The records —

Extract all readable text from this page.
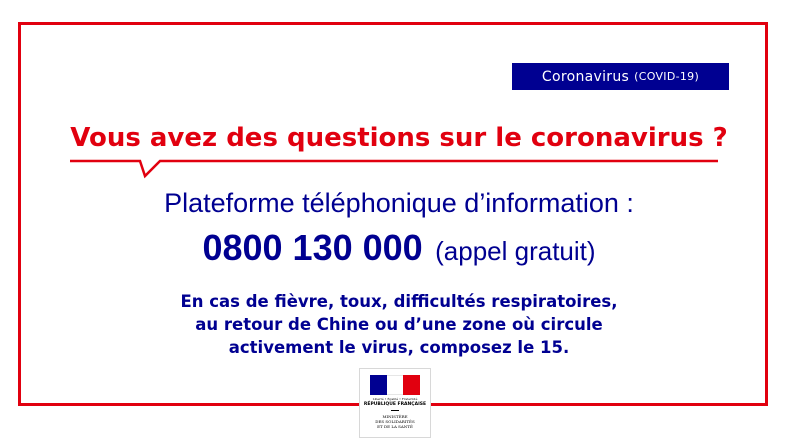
Coronavirus (COVID-19)
Vous avez des questions sur le coronavirus ?
Plateforme téléphonique d’information :
0800 130 000 (appel gratuit)
En cas de fièvre, toux, difficultés respiratoires,
au retour de Chine ou d’une zone où circule
activement le virus, composez le 15.
Liberté • Égalité • Fraternité
RÉPUBLIQUE FRANÇAISE
MINISTÈRE
DES SOLIDARITÉS
ET DE LA SANTÉ
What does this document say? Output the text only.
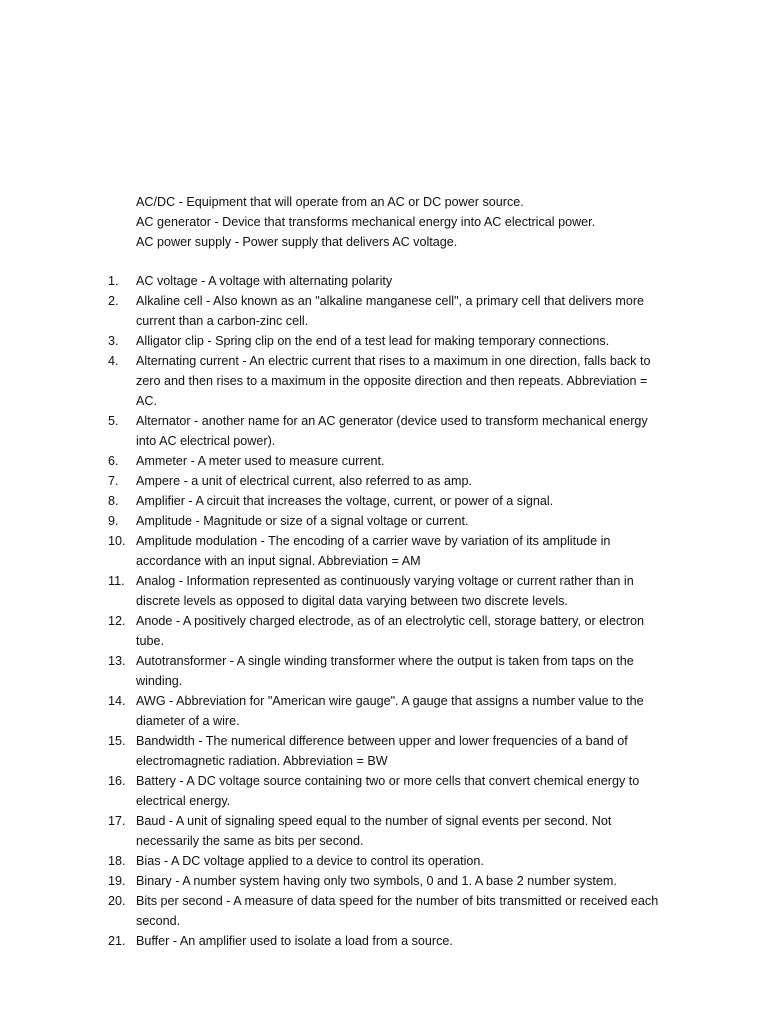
AC/DC - Equipment that will operate from an AC or DC power source.
AC generator - Device that transforms mechanical energy into AC electrical power.
AC power supply - Power supply that delivers AC voltage.
1.	AC voltage - A voltage with alternating polarity
2.	Alkaline cell - Also known as an "alkaline manganese cell", a primary cell that delivers more current than a carbon-zinc cell.
3.	Alligator clip - Spring clip on the end of a test lead for making temporary connections.
4.	Alternating current - An electric current that rises to a maximum in one direction, falls back to zero and then rises to a maximum in the opposite direction and then repeats. Abbreviation = AC.
5.	Alternator - another name for an AC generator (device used to transform mechanical energy into AC electrical power).
6.	Ammeter - A meter used to measure current.
7.	Ampere - a unit of electrical current, also referred to as amp.
8.	Amplifier - A circuit that increases the voltage, current, or power of a signal.
9.	Amplitude - Magnitude or size of a signal voltage or current.
10. Amplitude modulation - The encoding of a carrier wave by variation of its amplitude in accordance with an input signal. Abbreviation = AM
11. Analog - Information represented as continuously varying voltage or current rather than in discrete levels as opposed to digital data varying between two discrete levels.
12. Anode - A positively charged electrode, as of an electrolytic cell, storage battery, or electron tube.
13. Autotransformer - A single winding transformer where the output is taken from taps on the winding.
14. AWG - Abbreviation for "American wire gauge". A gauge that assigns a number value to the diameter of a wire.
15. Bandwidth - The numerical difference between upper and lower frequencies of a band of electromagnetic radiation. Abbreviation = BW
16. Battery - A DC voltage source containing two or more cells that convert chemical energy to electrical energy.
17. Baud - A unit of signaling speed equal to the number of signal events per second. Not necessarily the same as bits per second.
18. Bias - A DC voltage applied to a device to control its operation.
19. Binary - A number system having only two symbols, 0 and 1. A base 2 number system.
20. Bits per second - A measure of data speed for the number of bits transmitted or received each second.
21. Buffer - An amplifier used to isolate a load from a source.
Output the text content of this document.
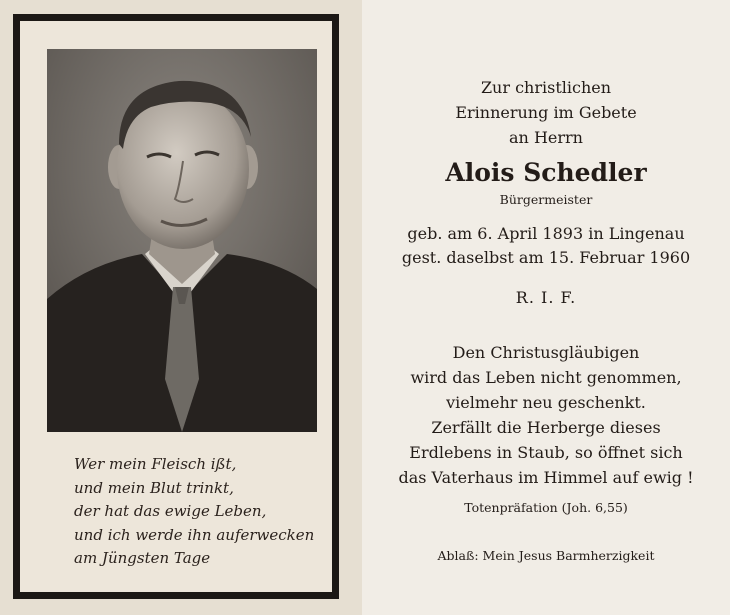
Wer mein Fleisch ißt,
und mein Blut trinkt,
der hat das ewige Leben,
und ich werde ihn auferwecken
am Jüngsten Tage
Zur christlichen
Erinnerung im Gebete
an Herrn
Alois Schedler
Bürgermeister
geb. am 6. April 1893 in Lingenau
gest. daselbst am 15. Februar 1960
R. I. F.
Den Christusgläubigen
wird das Leben nicht genommen,
vielmehr neu geschenkt.
Zerfällt die Herberge dieses
Erdlebens in Staub, so öffnet sich
das Vaterhaus im Himmel auf ewig !
Totenpräfation (Joh. 6,55)
Ablaß: Mein Jesus Barmherzigkeit
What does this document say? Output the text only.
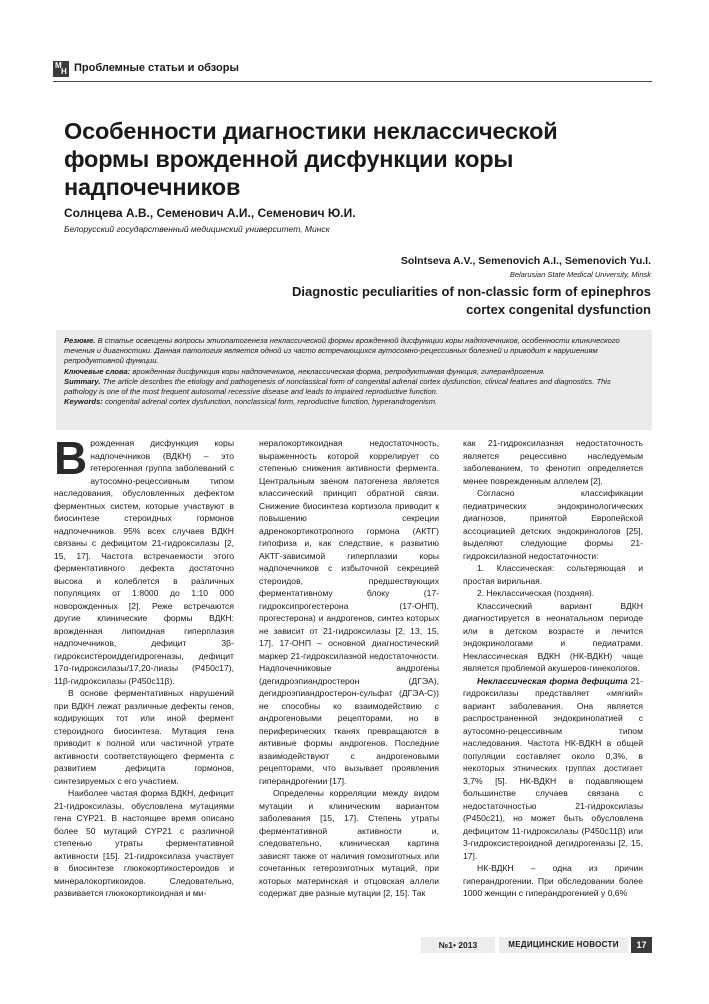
М
Н Проблемные статьи и обзоры
Особенности диагностики неклассической формы врожденной дисфункции коры надпочечников
Солнцева А.В., Семенович А.И., Семенович Ю.И.
Белорусский государственный медицинский университет, Минск
Solntseva A.V., Semenovich A.I., Semenovich Yu.I.
Belarusian State Medical University, Minsk
Diagnostic peculiarities of non-classic form of epinephros cortex congenital dysfunction

Резюме. В статье освещены вопросы этиопатогенеза неклассической формы врожденной дисфункции коры надпочечников, особенности клинического течения и диагностики. Данная патология является одной из часто встречающихся аутосомно-рецессивных болезней и приводит к нарушениям репродуктивной функции.

Ключевые слова: врожденная дисфункция коры надпочечников, неклассическая форма, репродуктивная функция, гиперандрогения.

Summary. The article describes the etiology and pathogenesis of nonclassical form of congenital adrenal cortex dysfunction, clinical features and diagnostics. This pathology is one of the most frequent autosomal recessive disease and leads to impaired reproductive function.

Keywords: congenital adrenal cortex dysfunction, nonclassical form, reproductive function, hyperandrogenism.

Врожденная дисфункция коры надпочечников (ВДКН) – это гетерогенная группа заболеваний с аутосомно-рецессивным типом наследования, обусловленных дефектом ферментных систем, которые участвуют в биосинтезе стероидных гормонов надпочечников. 95% всех случаев ВДКН связаны с дефицитом 21-гидроксилазы [2, 15, 17]. Частота встречаемости этого ферментативного дефекта достаточно высока и колеблется в различных популяциях от 1:8000 до 1:10 000 новорожденных [2]. Реже встречаются другие клинические формы ВДКН: врожденная липоидная гиперплазия надпочечников, дефицит 3β-гидроксистероиддегидрогеназы, дефицит 17α-гидроксилазы/17,20-лиазы (P450c17), 11β-гидроксилазы (P450c11β).

В основе ферментативных нарушений при ВДКН лежат различные дефекты генов, кодирующих тот или иной фермент стероидного биосинтеза. Мутация гена приводит к полной или частичной утрате активности соответствующего фермента с развитием дефицита гормонов, синтезируемых с его участием.

Наиболее частая форма ВДКН, дефицит 21-гидроксилазы, обусловлена мутациями гена CYP21. В настоящее время описано более 50 мутаций CYP21 с различной степенью утраты ферментативной активности [15]. 21-гидроксилаза участвует в биосинтезе глюкокортикостероидов и минералокортикоидов. Следовательно, развивается глюкокортикоидная и ми-

нералокортикоидная недостаточность, выраженность которой коррелирует со степенью снижения активности фермента. Центральным звеном патогенеза является классический принцип обратной связи. Снижение биосинтеза кортизола приводит к повышению секреции адренокортикотропного гормона (АКТГ) гипофиза и, как следствие, к развитию АКТГ-зависимой гиперплазии коры надпочечников с избыточной секрецией стероидов, предшествующих ферментативному блоку (17-гидроксипрогестерона (17-ОНП), прогестерона) и андрогенов, синтез которых не зависит от 21-гидроксилазы [2, 13, 15, 17]. 17-ОНП – основной диагностический маркер 21-гидроксилазной недостаточности. Надпочечниковые андрогены (дегидроэпиандростерон (ДГЭА), дегидроэпиандростерон-сульфат (ДГЭА-С)) не способны ко взаимодействию с андрогеновыми рецепторами, но в периферических тканях превращаются в активные формы андрогенов. Последние взаимодействуют с андрогеновыми рецепторами, что вызывает проявления гиперандрогении [17].

Определены корреляции между видом мутации и клиническим вариантом заболевания [15, 17]. Степень утраты ферментативной активности и, следовательно, клиническая картина зависят также от наличия гомозиготных или сочетанных гетерозиготных мутаций, при которых материнская и отцовская аллели содержат две разные мутации [2, 15]. Так

как 21-гидроксилазная недостаточность является рецессивно наследуемым заболеванием, то фенотип определяется менее поврежденным аллелем [2].

Согласно классификации педиатрических эндокринологических диагнозов, принятой Европейской ассоциацией детских эндокринологов [25], выделяют следующие формы 21-гидроксилазной недостаточности:

1. Классическая: сольтеряющая и простая вирильная.

2. Неклассическая (поздняя).

Классический вариант ВДКН диагностируется в неонатальном периоде или в детском возрасте и лечится эндокринологами и педиатрами. Неклассическая ВДКН (НК-ВДКН) чаще является проблемой акушеров-гинекологов.

Неклассическая форма дефицита 21-гидроксилазы представляет «мягкий» вариант заболевания. Она является распространенной эндокринопатией с аутосомно-рецессивным типом наследования. Частота НК-ВДКН в общей популяции составляет около 0,3%, в некоторых этнических группах достигает 3,7% [5]. НК-ВДКН в подавляющем большинстве случаев связана с недостаточностью 21-гидроксилазы (P450c21), но может быть обусловлена дефицитом 11-гидроксилазы (P450c11β) или 3-гидроксистероидной дегидрогеназы [2, 15, 17].

НК-ВДКН – одна из причин гиперандрогении. При обследовании более 1000 женщин с гиперандрогенией у 0,6%

№1• 2013	МЕДИЦИНСКИЕ НОВОСТИ	17
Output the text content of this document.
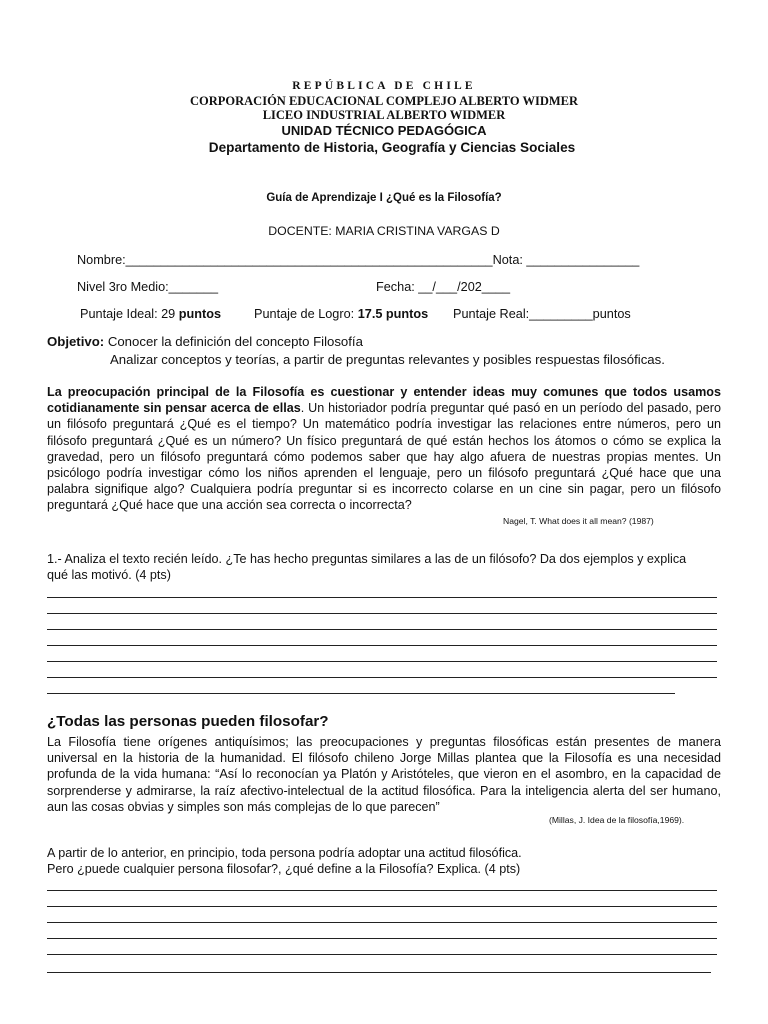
REPÚBLICA DE CHILE
CORPORACIÓN EDUCACIONAL COMPLEJO ALBERTO WIDMER
LICEO INDUSTRIAL ALBERTO WIDMER
UNIDAD TÉCNICO PEDAGÓGICA
Departamento de Historia, Geografía y Ciencias Sociales
Guía de Aprendizaje I ¿Qué es la Filosofía?
DOCENTE: MARIA CRISTINA VARGAS D
Nombre:____________________________________________________Nota: ________________
Nivel 3ro Medio:_______	Fecha: __/___/202____
Puntaje Ideal: 29 puntos	Puntaje de Logro: 17.5 puntos Puntaje Real:_________puntos
Objetivo: Conocer la definición del concepto Filosofía
Analizar conceptos y teorías, a partir de preguntas relevantes y posibles respuestas filosóficas.
La preocupación principal de la Filosofía es cuestionar y entender ideas muy comunes que todos usamos cotidianamente sin pensar acerca de ellas. Un historiador podría preguntar qué pasó en un período del pasado, pero un filósofo preguntará ¿Qué es el tiempo? Un matemático podría investigar las relaciones entre números, pero un filósofo preguntará ¿Qué es un número? Un físico preguntará de qué están hechos los átomos o cómo se explica la gravedad, pero un filósofo preguntará cómo podemos saber que hay algo afuera de nuestras propias mentes. Un psicólogo podría investigar cómo los niños aprenden el lenguaje, pero un filósofo preguntará ¿Qué hace que una palabra signifique algo? Cualquiera podría preguntar si es incorrecto colarse en un cine sin pagar, pero un filósofo preguntará ¿Qué hace que una acción sea correcta o incorrecta?
Nagel, T. What does it all mean? (1987)
1.- Analiza el texto recién leído. ¿Te has hecho preguntas similares a las de un filósofo? Da dos ejemplos y explica
qué las motivó. (4 pts)
¿Todas las personas pueden filosofar?
La Filosofía tiene orígenes antiquísimos; las preocupaciones y preguntas filosóficas están presentes de manera universal en la historia de la humanidad. El filósofo chileno Jorge Millas plantea que la Filosofía es una necesidad profunda de la vida humana: “Así lo reconocían ya Platón y Aristóteles, que vieron en el asombro, en la capacidad de sorprenderse y admirarse, la raíz afectivo-intelectual de la actitud filosófica. Para la inteligencia alerta del ser humano, aun las cosas obvias y simples son más complejas de lo que parecen”
(Millas, J. Idea de la filosofía,1969).
A partir de lo anterior, en principio, toda persona podría adoptar una actitud filosófica.
Pero ¿puede cualquier persona filosofar?, ¿qué define a la Filosofía? Explica. (4 pts)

Exercise description —
Work out the number of lines in this listing that include the word "congenital". Reply with that number only.

Exercise output —
3